== WHAT THE TASK REQUIRES ==
The data must be returned in full and exactly as given.

== DATA SHOWN ==

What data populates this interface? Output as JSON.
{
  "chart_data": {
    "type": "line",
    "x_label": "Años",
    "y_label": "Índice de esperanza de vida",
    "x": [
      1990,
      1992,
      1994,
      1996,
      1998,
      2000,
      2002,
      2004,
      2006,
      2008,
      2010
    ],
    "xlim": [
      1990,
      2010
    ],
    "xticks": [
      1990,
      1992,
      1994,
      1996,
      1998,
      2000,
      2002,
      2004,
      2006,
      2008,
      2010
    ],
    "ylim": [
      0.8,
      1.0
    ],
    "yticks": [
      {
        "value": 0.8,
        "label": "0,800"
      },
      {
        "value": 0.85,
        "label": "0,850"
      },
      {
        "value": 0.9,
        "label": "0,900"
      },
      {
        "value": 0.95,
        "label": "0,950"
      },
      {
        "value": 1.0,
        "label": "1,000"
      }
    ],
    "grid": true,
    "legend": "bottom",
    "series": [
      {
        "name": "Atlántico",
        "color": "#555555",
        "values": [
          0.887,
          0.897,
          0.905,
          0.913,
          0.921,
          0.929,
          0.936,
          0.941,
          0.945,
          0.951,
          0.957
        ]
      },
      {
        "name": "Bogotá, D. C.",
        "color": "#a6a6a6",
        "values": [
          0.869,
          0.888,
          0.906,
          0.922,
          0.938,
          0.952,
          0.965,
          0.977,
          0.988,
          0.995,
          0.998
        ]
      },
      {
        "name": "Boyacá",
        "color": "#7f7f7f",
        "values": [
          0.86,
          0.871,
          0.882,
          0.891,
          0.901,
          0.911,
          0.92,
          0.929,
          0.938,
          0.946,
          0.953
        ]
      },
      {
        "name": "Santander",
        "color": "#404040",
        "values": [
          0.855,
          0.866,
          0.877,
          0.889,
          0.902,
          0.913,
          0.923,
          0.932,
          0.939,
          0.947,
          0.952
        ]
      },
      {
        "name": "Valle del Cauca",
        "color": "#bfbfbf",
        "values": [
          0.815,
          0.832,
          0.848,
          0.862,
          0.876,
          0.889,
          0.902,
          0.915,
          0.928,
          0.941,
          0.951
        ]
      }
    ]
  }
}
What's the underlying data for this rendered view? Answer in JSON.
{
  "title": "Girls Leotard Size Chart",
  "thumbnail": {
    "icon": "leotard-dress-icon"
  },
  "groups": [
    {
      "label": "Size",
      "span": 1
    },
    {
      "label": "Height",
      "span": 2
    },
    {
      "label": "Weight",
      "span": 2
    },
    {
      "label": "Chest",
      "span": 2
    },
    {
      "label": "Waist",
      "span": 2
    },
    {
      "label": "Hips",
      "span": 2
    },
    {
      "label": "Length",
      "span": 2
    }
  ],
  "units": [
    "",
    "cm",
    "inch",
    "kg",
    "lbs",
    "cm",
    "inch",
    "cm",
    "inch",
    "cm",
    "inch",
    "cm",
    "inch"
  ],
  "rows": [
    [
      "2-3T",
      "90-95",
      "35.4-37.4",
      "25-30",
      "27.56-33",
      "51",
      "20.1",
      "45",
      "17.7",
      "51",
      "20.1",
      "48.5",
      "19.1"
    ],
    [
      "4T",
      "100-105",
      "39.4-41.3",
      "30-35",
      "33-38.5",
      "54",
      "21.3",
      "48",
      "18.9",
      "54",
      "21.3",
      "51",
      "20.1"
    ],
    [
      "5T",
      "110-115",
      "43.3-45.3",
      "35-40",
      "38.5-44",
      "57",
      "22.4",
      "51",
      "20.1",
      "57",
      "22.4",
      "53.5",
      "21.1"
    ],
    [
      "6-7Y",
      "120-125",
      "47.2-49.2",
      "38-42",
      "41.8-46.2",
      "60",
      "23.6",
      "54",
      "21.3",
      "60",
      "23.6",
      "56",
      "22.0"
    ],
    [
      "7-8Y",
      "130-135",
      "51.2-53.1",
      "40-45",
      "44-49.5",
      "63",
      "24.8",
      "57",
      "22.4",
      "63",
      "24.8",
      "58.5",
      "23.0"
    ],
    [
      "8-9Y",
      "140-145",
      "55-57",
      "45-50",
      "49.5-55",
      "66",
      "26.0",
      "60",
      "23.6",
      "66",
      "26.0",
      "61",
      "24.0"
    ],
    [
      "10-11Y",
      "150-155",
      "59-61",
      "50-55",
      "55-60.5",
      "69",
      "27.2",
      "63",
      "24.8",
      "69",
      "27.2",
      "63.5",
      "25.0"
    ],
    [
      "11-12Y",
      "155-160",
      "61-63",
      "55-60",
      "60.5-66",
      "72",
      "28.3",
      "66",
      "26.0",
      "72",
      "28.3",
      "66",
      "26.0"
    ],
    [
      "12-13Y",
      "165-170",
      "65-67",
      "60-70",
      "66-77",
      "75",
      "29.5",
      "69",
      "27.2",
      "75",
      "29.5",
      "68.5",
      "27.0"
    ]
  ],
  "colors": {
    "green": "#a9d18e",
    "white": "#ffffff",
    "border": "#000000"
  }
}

== WRITTEN SOLUTION ==
What data populates this interface? Output as JSON.
{
  "chart_data": {
    "type": "line",
    "x_label": "Años",
    "y_label": "Índice de esperanza de vida",
    "x": [
      1990,
      1992,
      1994,
      1996,
      1998,
      2000,
      2002,
      2004,
      2006,
      2008,
      2010
    ],
    "xlim": [
      1990,
      2010
    ],
    "xticks": [
      1990,
      1992,
      1994,
      1996,
      1998,
      2000,
      2002,
      2004,
      2006,
      2008,
      2010
    ],
    "ylim": [
      0.8,
      1.0
    ],
    "yticks": [
      {
        "value": 0.8,
        "label": "0,800"
      },
      {
        "value": 0.85,
        "label": "0,850"
      },
      {
        "value": 0.9,
        "label": "0,900"
      },
      {
        "value": 0.95,
        "label": "0,950"
      },
      {
        "value": 1.0,
        "label": "1,000"
      }
    ],
    "grid": true,
    "legend": "bottom",
    "series": [
      {
        "name": "Atlántico",
        "color": "#555555",
        "values": [
          0.887,
          0.897,
          0.905,
          0.913,
          0.921,
          0.929,
          0.936,
          0.941,
          0.945,
          0.951,
          0.957
        ]
      },
      {
        "name": "Bogotá, D. C.",
        "color": "#a6a6a6",
        "values": [
          0.869,
          0.888,
          0.906,
          0.922,
          0.938,
          0.952,
          0.965,
          0.977,
          0.988,
          0.995,
          0.998
        ]
      },
      {
        "name": "Boyacá",
        "color": "#7f7f7f",
        "values": [
          0.86,
          0.871,
          0.882,
          0.891,
          0.901,
          0.911,
          0.92,
          0.929,
          0.938,
          0.946,
          0.953
        ]
      },
      {
        "name": "Santander",
        "color": "#404040",
        "values": [
          0.855,
          0.866,
          0.877,
          0.889,
          0.902,
          0.913,
          0.923,
          0.932,
          0.939,
          0.947,
          0.952
        ]
      },
      {
        "name": "Valle del Cauca",
        "color": "#bfbfbf",
        "values": [
          0.815,
          0.832,
          0.848,
          0.862,
          0.876,
          0.889,
          0.902,
          0.915,
          0.928,
          0.941,
          0.951
        ]
      }
    ]
  }
}
What's the underlying data for this rendered view? Answer in JSON.
{
  "title": "Girls Leotard Size Chart",
  "thumbnail": {
    "icon": "leotard-dress-icon"
  },
  "groups": [
    {
      "label": "Size",
      "span": 1
    },
    {
      "label": "Height",
      "span": 2
    },
    {
      "label": "Weight",
      "span": 2
    },
    {
      "label": "Chest",
      "span": 2
    },
    {
      "label": "Waist",
      "span": 2
    },
    {
      "label": "Hips",
      "span": 2
    },
    {
      "label": "Length",
      "span": 2
    }
  ],
  "units": [
    "",
    "cm",
    "inch",
    "kg",
    "lbs",
    "cm",
    "inch",
    "cm",
    "inch",
    "cm",
    "inch",
    "cm",
    "inch"
  ],
  "rows": [
    [
      "2-3T",
      "90-95",
      "35.4-37.4",
      "25-30",
      "27.56-33",
      "51",
      "20.1",
      "45",
      "17.7",
      "51",
      "20.1",
      "48.5",
      "19.1"
    ],
    [
      "4T",
      "100-105",
      "39.4-41.3",
      "30-35",
      "33-38.5",
      "54",
      "21.3",
      "48",
      "18.9",
      "54",
      "21.3",
      "51",
      "20.1"
    ],
    [
      "5T",
      "110-115",
      "43.3-45.3",
      "35-40",
      "38.5-44",
      "57",
      "22.4",
      "51",
      "20.1",
      "57",
      "22.4",
      "53.5",
      "21.1"
    ],
    [
      "6-7Y",
      "120-125",
      "47.2-49.2",
      "38-42",
      "41.8-46.2",
      "60",
      "23.6",
      "54",
      "21.3",
      "60",
      "23.6",
      "56",
      "22.0"
    ],
    [
      "7-8Y",
      "130-135",
      "51.2-53.1",
      "40-45",
      "44-49.5",
      "63",
      "24.8",
      "57",
      "22.4",
      "63",
      "24.8",
      "58.5",
      "23.0"
    ],
    [
      "8-9Y",
      "140-145",
      "55-57",
      "45-50",
      "49.5-55",
      "66",
      "26.0",
      "60",
      "23.6",
      "66",
      "26.0",
      "61",
      "24.0"
    ],
    [
      "10-11Y",
      "150-155",
      "59-61",
      "50-55",
      "55-60.5",
      "69",
      "27.2",
      "63",
      "24.8",
      "69",
      "27.2",
      "63.5",
      "25.0"
    ],
    [
      "11-12Y",
      "155-160",
      "61-63",
      "55-60",
      "60.5-66",
      "72",
      "28.3",
      "66",
      "26.0",
      "72",
      "28.3",
      "66",
      "26.0"
    ],
    [
      "12-13Y",
      "165-170",
      "65-67",
      "60-70",
      "66-77",
      "75",
      "29.5",
      "69",
      "27.2",
      "75",
      "29.5",
      "68.5",
      "27.0"
    ]
  ],
  "colors": {
    "green": "#a9d18e",
    "white": "#ffffff",
    "border": "#000000"
  }
}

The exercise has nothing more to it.